__STATED TASK__
Exclude the pictures; give every entry again exactly as written.

::::

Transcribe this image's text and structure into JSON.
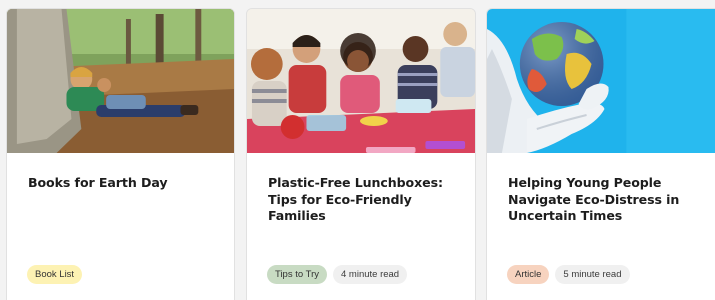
{
  "cards": [
    {
      "title": "Books for Earth Day",
      "tag": "Book List",
      "tag_color": "#fdf2b3",
      "image": "child-reading-under-tree"
    },
    {
      "title": "Plastic-Free Lunchboxes: Tips for Eco-Friendly Families",
      "tag": "Tips to Try",
      "tag_color": "#c8dbc3",
      "read_time": "4 minute read",
      "image": "children-lunch-table"
    },
    {
      "title": "Helping Young People Navigate Eco-Distress in Uncertain Times",
      "tag": "Article",
      "tag_color": "#f7d3bf",
      "read_time": "5 minute read",
      "image": "gloved-hands-holding-globe"
    }
  ]
}
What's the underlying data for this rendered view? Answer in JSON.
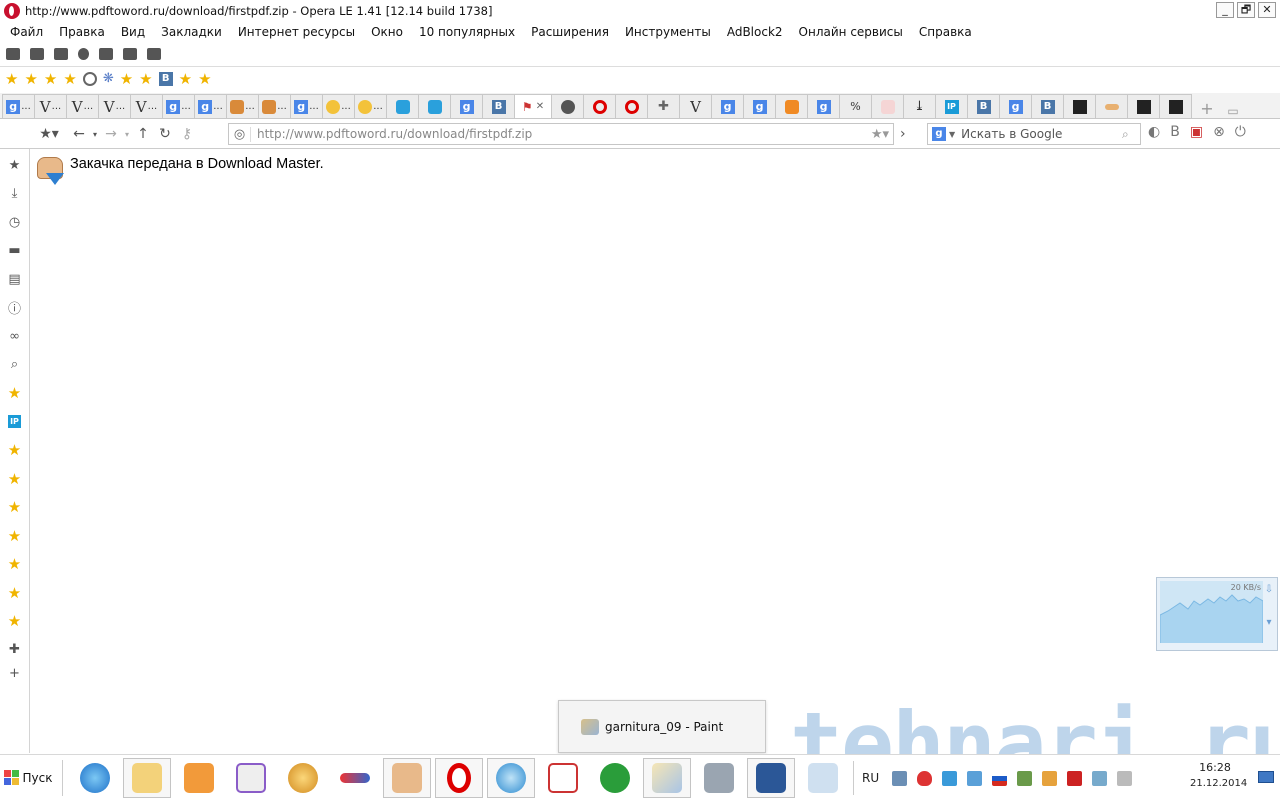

::::

__ANSWER TO THIS EXERCISE__
Transcribe this image's text and structure into JSON.
{
  "cards": [
    {
      "title": "Books for Earth Day",
      "tag": "Book List",
      "tag_color": "#fdf2b3",
      "image": "child-reading-under-tree"
    },
    {
      "title": "Plastic-Free Lunchboxes: Tips for Eco-Friendly Families",
      "tag": "Tips to Try",
      "tag_color": "#c8dbc3",
      "read_time": "4 minute read",
      "image": "children-lunch-table"
    },
    {
      "title": "Helping Young People Navigate Eco-Distress in Uncertain Times",
      "tag": "Article",
      "tag_color": "#f7d3bf",
      "read_time": "5 minute read",
      "image": "gloved-hands-holding-globe"
    }
  ]
}
What's the underlying data for this rendered view? Answer in JSON.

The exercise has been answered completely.